§ **Direction**
Please give the listing again in its entirety, exactly as written.

## begin Stored rows

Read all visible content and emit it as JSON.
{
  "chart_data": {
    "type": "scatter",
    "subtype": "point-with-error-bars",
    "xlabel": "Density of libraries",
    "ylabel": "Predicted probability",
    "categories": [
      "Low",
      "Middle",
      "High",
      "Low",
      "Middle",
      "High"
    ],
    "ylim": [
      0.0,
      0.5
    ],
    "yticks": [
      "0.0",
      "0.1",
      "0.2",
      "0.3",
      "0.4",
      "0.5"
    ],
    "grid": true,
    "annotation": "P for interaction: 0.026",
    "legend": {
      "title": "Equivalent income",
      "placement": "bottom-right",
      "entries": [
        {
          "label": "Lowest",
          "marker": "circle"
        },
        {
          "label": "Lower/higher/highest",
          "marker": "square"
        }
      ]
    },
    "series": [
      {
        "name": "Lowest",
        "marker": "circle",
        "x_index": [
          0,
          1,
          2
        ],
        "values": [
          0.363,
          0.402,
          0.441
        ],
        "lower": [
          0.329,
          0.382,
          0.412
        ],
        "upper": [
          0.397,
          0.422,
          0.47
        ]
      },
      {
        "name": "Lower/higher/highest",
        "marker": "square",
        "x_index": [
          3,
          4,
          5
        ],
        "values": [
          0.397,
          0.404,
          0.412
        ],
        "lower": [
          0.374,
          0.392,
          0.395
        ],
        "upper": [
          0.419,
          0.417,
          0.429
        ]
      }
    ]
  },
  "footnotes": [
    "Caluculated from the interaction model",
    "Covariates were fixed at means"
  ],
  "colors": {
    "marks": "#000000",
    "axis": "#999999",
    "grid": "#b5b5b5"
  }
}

## end Stored rows

§ **Task output**
Read all visible content and emit it as JSON.
{
  "chart_data": {
    "type": "scatter",
    "subtype": "point-with-error-bars",
    "xlabel": "Density of libraries",
    "ylabel": "Predicted probability",
    "categories": [
      "Low",
      "Middle",
      "High",
      "Low",
      "Middle",
      "High"
    ],
    "ylim": [
      0.0,
      0.5
    ],
    "yticks": [
      "0.0",
      "0.1",
      "0.2",
      "0.3",
      "0.4",
      "0.5"
    ],
    "grid": true,
    "annotation": "P for interaction: 0.026",
    "legend": {
      "title": "Equivalent income",
      "placement": "bottom-right",
      "entries": [
        {
          "label": "Lowest",
          "marker": "circle"
        },
        {
          "label": "Lower/higher/highest",
          "marker": "square"
        }
      ]
    },
    "series": [
      {
        "name": "Lowest",
        "marker": "circle",
        "x_index": [
          0,
          1,
          2
        ],
        "values": [
          0.363,
          0.402,
          0.441
        ],
        "lower": [
          0.329,
          0.382,
          0.412
        ],
        "upper": [
          0.397,
          0.422,
          0.47
        ]
      },
      {
        "name": "Lower/higher/highest",
        "marker": "square",
        "x_index": [
          3,
          4,
          5
        ],
        "values": [
          0.397,
          0.404,
          0.412
        ],
        "lower": [
          0.374,
          0.392,
          0.395
        ],
        "upper": [
          0.419,
          0.417,
          0.429
        ]
      }
    ]
  },
  "footnotes": [
    "Caluculated from the interaction model",
    "Covariates were fixed at means"
  ],
  "colors": {
    "marks": "#000000",
    "axis": "#999999",
    "grid": "#b5b5b5"
  }
}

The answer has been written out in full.